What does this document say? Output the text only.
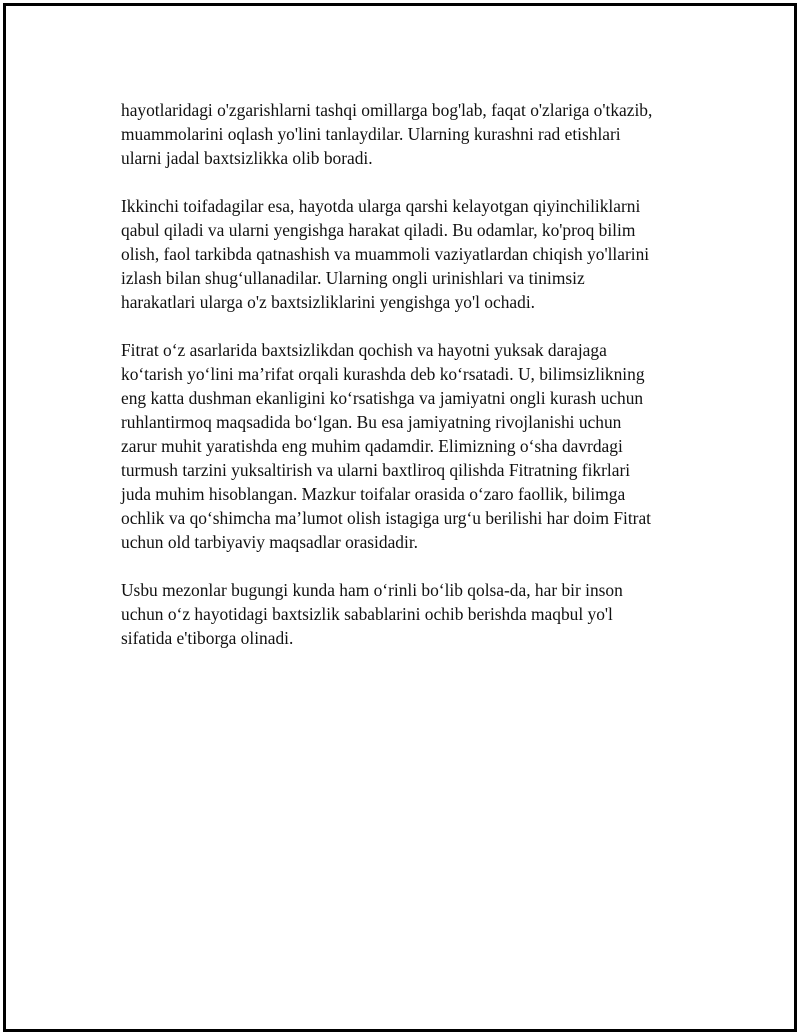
hayotlaridagi o'zgarishlarni tashqi omillarga bog'lab, faqat o'zlariga o'tkazib,
muammolarini oqlash yo'lini tanlaydilar. Ularning kurashni rad etishlari
ularni jadal baxtsizlikka olib boradi.

Ikkinchi toifadagilar esa, hayotda ularga qarshi kelayotgan qiyinchiliklarni
qabul qiladi va ularni yengishga harakat qiladi. Bu odamlar, ko'proq bilim
olish, faol tarkibda qatnashish va muammoli vaziyatlardan chiqish yo'llarini
izlash bilan shug‘ullanadilar. Ularning ongli urinishlari va tinimsiz
harakatlari ularga o'z baxtsizliklarini yengishga yo'l ochadi.

Fitrat o‘z asarlarida baxtsizlikdan qochish va hayotni yuksak darajaga
ko‘tarish yo‘lini ma’rifat orqali kurashda deb ko‘rsatadi. U, bilimsizlikning
eng katta dushman ekanligini ko‘rsatishga va jamiyatni ongli kurash uchun
ruhlantirmoq maqsadida bo‘lgan. Bu esa jamiyatning rivojlanishi uchun
zarur muhit yaratishda eng muhim qadamdir. Elimizning o‘sha davrdagi
turmush tarzini yuksaltirish va ularni baxtliroq qilishda Fitratning fikrlari
juda muhim hisoblangan. Mazkur toifalar orasida o‘zaro faollik, bilimga
ochlik va qo‘shimcha ma’lumot olish istagiga urg‘u berilishi har doim Fitrat
uchun old tarbiyaviy maqsadlar orasidadir.

Usbu mezonlar bugungi kunda ham o‘rinli bo‘lib qolsa-da, har bir inson
uchun o‘z hayotidagi baxtsizlik sabablarini ochib berishda maqbul yo'l
sifatida e'tiborga olinadi.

◇ ◇ ◇ ◇

## The task
Each entry shown above must be quoted exactly, with its pictures left out.

## Result of the task
What does this document say? Output the text only.
hayotlaridagi o'zgarishlarni tashqi omillarga bog'lab, faqat o'zlariga o'tkazib,
muammolarini oqlash yo'lini tanlaydilar. Ularning kurashni rad etishlari
ularni jadal baxtsizlikka olib boradi.

Ikkinchi toifadagilar esa, hayotda ularga qarshi kelayotgan qiyinchiliklarni
qabul qiladi va ularni yengishga harakat qiladi. Bu odamlar, ko'proq bilim
olish, faol tarkibda qatnashish va muammoli vaziyatlardan chiqish yo'llarini
izlash bilan shug‘ullanadilar. Ularning ongli urinishlari va tinimsiz
harakatlari ularga o'z baxtsizliklarini yengishga yo'l ochadi.

Fitrat o‘z asarlarida baxtsizlikdan qochish va hayotni yuksak darajaga
ko‘tarish yo‘lini ma’rifat orqali kurashda deb ko‘rsatadi. U, bilimsizlikning
eng katta dushman ekanligini ko‘rsatishga va jamiyatni ongli kurash uchun
ruhlantirmoq maqsadida bo‘lgan. Bu esa jamiyatning rivojlanishi uchun
zarur muhit yaratishda eng muhim qadamdir. Elimizning o‘sha davrdagi
turmush tarzini yuksaltirish va ularni baxtliroq qilishda Fitratning fikrlari
juda muhim hisoblangan. Mazkur toifalar orasida o‘zaro faollik, bilimga
ochlik va qo‘shimcha ma’lumot olish istagiga urg‘u berilishi har doim Fitrat
uchun old tarbiyaviy maqsadlar orasidadir.

Usbu mezonlar bugungi kunda ham o‘rinli bo‘lib qolsa-da, har bir inson
uchun o‘z hayotidagi baxtsizlik sabablarini ochib berishda maqbul yo'l
sifatida e'tiborga olinadi.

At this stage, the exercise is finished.